**What you are asked to do:** From the material below, list every line containing "Blätter".

**Input for this task:**
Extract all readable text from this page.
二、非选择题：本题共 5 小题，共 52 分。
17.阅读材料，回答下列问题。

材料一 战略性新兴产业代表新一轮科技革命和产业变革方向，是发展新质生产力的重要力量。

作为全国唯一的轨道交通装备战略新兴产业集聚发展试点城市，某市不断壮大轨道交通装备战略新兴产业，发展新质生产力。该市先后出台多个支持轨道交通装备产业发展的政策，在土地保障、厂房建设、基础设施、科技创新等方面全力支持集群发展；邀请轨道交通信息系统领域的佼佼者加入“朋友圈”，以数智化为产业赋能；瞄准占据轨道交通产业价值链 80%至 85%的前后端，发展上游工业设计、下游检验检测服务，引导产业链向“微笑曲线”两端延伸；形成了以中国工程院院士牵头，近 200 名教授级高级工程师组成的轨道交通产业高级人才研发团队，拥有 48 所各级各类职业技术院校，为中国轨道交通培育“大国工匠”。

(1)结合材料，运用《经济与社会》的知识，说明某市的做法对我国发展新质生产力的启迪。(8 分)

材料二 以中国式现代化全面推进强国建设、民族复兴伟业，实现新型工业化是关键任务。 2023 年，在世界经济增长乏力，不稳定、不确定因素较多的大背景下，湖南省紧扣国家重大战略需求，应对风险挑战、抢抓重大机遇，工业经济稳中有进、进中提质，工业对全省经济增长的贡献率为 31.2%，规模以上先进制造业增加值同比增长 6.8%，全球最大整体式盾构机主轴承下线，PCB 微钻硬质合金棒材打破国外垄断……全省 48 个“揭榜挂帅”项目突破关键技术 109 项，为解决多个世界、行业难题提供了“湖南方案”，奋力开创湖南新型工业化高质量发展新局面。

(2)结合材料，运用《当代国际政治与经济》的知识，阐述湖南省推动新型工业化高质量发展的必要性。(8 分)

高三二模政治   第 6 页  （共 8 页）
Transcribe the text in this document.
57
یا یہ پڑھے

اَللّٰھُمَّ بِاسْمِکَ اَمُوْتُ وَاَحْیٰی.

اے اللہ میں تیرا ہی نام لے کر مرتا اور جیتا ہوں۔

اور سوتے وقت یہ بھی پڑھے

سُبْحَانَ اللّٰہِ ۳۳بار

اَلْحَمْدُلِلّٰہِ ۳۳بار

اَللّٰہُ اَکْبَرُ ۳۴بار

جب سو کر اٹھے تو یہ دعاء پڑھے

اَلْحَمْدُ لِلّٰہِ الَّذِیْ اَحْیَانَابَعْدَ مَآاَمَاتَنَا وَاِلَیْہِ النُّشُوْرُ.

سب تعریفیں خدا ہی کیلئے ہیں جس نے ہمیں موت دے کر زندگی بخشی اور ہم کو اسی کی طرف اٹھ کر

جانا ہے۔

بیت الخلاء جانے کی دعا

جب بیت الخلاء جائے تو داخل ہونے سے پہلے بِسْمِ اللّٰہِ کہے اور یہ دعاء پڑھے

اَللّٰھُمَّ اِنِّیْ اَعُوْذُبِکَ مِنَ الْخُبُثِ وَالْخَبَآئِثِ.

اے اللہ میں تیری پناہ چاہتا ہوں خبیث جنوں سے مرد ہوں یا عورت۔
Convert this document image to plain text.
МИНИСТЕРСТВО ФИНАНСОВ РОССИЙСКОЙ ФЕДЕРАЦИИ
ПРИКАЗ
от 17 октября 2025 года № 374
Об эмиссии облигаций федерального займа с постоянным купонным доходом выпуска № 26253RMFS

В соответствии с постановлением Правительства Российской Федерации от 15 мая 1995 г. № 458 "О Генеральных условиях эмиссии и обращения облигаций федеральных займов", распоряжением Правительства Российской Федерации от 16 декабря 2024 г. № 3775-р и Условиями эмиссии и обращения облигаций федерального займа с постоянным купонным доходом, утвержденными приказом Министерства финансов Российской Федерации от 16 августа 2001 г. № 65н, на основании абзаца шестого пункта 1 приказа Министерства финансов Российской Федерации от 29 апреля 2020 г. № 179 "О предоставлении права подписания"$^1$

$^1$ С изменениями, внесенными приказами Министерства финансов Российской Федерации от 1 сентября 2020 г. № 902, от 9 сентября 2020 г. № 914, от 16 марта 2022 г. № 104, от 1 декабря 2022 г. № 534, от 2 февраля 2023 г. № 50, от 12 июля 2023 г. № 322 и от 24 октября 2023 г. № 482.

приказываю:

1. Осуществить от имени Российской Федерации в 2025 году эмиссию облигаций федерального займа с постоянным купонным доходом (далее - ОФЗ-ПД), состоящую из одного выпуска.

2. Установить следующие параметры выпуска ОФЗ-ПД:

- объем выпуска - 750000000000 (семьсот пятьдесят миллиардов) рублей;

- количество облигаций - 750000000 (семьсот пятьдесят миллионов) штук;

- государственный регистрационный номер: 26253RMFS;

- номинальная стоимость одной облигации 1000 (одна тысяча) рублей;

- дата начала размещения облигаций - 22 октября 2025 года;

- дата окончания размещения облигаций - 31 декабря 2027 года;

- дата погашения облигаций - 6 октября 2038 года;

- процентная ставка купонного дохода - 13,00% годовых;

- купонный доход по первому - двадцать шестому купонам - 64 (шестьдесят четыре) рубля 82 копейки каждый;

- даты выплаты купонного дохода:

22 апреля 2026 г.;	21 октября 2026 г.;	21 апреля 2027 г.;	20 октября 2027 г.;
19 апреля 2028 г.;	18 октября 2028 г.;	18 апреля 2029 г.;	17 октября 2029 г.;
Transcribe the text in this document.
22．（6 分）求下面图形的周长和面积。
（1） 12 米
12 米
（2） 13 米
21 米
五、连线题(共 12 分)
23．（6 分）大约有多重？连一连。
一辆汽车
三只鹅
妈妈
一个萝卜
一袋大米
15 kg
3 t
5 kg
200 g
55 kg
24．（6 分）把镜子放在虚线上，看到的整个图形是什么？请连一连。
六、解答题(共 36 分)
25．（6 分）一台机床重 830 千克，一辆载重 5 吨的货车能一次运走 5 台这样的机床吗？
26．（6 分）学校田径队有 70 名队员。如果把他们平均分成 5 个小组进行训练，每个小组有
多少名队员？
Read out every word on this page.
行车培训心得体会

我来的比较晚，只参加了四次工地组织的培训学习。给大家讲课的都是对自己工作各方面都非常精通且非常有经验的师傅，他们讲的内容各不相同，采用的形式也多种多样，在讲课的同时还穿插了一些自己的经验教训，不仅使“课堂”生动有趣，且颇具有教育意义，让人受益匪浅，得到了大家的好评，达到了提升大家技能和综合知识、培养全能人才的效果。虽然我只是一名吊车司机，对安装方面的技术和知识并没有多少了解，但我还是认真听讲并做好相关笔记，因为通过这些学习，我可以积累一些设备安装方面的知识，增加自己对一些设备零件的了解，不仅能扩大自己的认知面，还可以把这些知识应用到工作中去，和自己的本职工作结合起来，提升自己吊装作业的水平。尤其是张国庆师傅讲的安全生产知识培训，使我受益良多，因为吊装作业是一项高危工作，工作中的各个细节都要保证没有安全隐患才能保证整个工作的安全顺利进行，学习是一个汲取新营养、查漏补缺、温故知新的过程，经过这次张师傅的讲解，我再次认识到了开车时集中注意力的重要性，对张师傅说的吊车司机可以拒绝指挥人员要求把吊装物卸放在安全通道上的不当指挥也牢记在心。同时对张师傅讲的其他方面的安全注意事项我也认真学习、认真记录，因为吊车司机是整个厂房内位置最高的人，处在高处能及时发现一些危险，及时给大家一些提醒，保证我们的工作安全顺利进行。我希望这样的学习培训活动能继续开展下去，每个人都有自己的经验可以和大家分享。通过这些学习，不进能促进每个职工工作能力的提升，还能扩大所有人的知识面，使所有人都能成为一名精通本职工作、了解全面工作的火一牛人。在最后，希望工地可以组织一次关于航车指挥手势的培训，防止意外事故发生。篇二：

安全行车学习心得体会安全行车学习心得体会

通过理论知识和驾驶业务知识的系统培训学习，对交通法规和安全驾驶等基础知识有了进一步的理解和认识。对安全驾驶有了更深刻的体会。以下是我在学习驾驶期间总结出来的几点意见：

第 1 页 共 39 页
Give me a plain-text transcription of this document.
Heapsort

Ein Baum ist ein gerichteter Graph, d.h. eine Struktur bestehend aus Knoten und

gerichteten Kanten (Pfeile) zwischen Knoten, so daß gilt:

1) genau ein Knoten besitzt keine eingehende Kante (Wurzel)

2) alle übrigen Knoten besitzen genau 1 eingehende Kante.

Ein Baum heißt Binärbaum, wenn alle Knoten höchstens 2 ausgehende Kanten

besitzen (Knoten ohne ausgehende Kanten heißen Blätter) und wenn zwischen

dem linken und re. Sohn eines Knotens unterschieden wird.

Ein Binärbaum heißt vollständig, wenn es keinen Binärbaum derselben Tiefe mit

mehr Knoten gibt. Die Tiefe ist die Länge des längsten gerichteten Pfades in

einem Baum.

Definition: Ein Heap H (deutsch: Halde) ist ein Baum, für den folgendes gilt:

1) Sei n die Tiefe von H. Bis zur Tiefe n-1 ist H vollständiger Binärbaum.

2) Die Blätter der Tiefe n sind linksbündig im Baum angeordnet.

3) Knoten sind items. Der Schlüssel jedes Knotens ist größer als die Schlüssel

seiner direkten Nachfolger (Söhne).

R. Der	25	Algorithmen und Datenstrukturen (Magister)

**Response to this task:**
besitzen (Knoten ohne ausgehende Kanten heißen Blätter) und wenn zwischen
2) Die Blätter der Tiefe n sind linksbündig im Baum angeordnet.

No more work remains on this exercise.